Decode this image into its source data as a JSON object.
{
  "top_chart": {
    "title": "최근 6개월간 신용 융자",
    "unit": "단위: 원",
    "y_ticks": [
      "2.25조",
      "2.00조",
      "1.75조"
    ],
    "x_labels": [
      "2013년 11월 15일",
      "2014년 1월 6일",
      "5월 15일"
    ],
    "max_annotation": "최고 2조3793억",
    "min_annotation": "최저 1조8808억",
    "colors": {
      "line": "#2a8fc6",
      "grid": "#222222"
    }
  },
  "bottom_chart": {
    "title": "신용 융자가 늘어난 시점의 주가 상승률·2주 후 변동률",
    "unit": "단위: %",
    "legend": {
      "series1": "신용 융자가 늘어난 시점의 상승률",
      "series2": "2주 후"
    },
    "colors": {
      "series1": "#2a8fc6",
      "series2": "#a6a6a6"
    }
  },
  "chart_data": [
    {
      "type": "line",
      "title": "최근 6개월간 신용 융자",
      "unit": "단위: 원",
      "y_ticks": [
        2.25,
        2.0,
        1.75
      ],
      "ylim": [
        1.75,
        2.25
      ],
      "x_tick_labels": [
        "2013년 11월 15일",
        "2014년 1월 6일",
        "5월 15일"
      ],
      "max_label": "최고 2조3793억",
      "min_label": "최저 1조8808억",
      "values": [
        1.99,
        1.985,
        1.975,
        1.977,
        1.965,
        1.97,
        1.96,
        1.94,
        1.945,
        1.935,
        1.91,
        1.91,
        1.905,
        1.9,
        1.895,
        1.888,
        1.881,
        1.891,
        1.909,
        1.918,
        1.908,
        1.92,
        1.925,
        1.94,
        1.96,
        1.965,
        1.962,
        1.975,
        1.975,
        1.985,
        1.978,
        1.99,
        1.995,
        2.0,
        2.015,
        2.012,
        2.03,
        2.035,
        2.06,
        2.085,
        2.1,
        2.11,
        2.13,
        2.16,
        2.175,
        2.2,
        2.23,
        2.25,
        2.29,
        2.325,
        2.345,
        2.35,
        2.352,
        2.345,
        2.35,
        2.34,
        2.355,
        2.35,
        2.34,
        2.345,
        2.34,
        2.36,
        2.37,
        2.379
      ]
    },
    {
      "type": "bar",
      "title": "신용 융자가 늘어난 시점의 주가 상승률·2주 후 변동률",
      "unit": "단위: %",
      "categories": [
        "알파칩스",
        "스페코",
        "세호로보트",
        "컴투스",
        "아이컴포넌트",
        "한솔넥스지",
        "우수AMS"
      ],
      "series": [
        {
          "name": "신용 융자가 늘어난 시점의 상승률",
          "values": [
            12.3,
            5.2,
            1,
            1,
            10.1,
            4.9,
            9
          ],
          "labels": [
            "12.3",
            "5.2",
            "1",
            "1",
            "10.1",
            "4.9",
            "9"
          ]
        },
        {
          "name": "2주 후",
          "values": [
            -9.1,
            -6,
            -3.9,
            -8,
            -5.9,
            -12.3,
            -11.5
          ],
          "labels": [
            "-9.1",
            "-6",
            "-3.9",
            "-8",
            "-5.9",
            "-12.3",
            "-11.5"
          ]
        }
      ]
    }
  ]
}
* * * * *
What to work on – Retype every entry word for word.

Problem solution –
Decode this image into its source data as a JSON object.
{
  "top_chart": {
    "title": "최근 6개월간 신용 융자",
    "unit": "단위: 원",
    "y_ticks": [
      "2.25조",
      "2.00조",
      "1.75조"
    ],
    "x_labels": [
      "2013년 11월 15일",
      "2014년 1월 6일",
      "5월 15일"
    ],
    "max_annotation": "최고 2조3793억",
    "min_annotation": "최저 1조8808억",
    "colors": {
      "line": "#2a8fc6",
      "grid": "#222222"
    }
  },
  "bottom_chart": {
    "title": "신용 융자가 늘어난 시점의 주가 상승률·2주 후 변동률",
    "unit": "단위: %",
    "legend": {
      "series1": "신용 융자가 늘어난 시점의 상승률",
      "series2": "2주 후"
    },
    "colors": {
      "series1": "#2a8fc6",
      "series2": "#a6a6a6"
    }
  },
  "chart_data": [
    {
      "type": "line",
      "title": "최근 6개월간 신용 융자",
      "unit": "단위: 원",
      "y_ticks": [
        2.25,
        2.0,
        1.75
      ],
      "ylim": [
        1.75,
        2.25
      ],
      "x_tick_labels": [
        "2013년 11월 15일",
        "2014년 1월 6일",
        "5월 15일"
      ],
      "max_label": "최고 2조3793억",
      "min_label": "최저 1조8808억",
      "values": [
        1.99,
        1.985,
        1.975,
        1.977,
        1.965,
        1.97,
        1.96,
        1.94,
        1.945,
        1.935,
        1.91,
        1.91,
        1.905,
        1.9,
        1.895,
        1.888,
        1.881,
        1.891,
        1.909,
        1.918,
        1.908,
        1.92,
        1.925,
        1.94,
        1.96,
        1.965,
        1.962,
        1.975,
        1.975,
        1.985,
        1.978,
        1.99,
        1.995,
        2.0,
        2.015,
        2.012,
        2.03,
        2.035,
        2.06,
        2.085,
        2.1,
        2.11,
        2.13,
        2.16,
        2.175,
        2.2,
        2.23,
        2.25,
        2.29,
        2.325,
        2.345,
        2.35,
        2.352,
        2.345,
        2.35,
        2.34,
        2.355,
        2.35,
        2.34,
        2.345,
        2.34,
        2.36,
        2.37,
        2.379
      ]
    },
    {
      "type": "bar",
      "title": "신용 융자가 늘어난 시점의 주가 상승률·2주 후 변동률",
      "unit": "단위: %",
      "categories": [
        "알파칩스",
        "스페코",
        "세호로보트",
        "컴투스",
        "아이컴포넌트",
        "한솔넥스지",
        "우수AMS"
      ],
      "series": [
        {
          "name": "신용 융자가 늘어난 시점의 상승률",
          "values": [
            12.3,
            5.2,
            1,
            1,
            10.1,
            4.9,
            9
          ],
          "labels": [
            "12.3",
            "5.2",
            "1",
            "1",
            "10.1",
            "4.9",
            "9"
          ]
        },
        {
          "name": "2주 후",
          "values": [
            -9.1,
            -6,
            -3.9,
            -8,
            -5.9,
            -12.3,
            -11.5
          ],
          "labels": [
            "-9.1",
            "-6",
            "-3.9",
            "-8",
            "-5.9",
            "-12.3",
            "-11.5"
          ]
        }
      ]
    }
  ]
}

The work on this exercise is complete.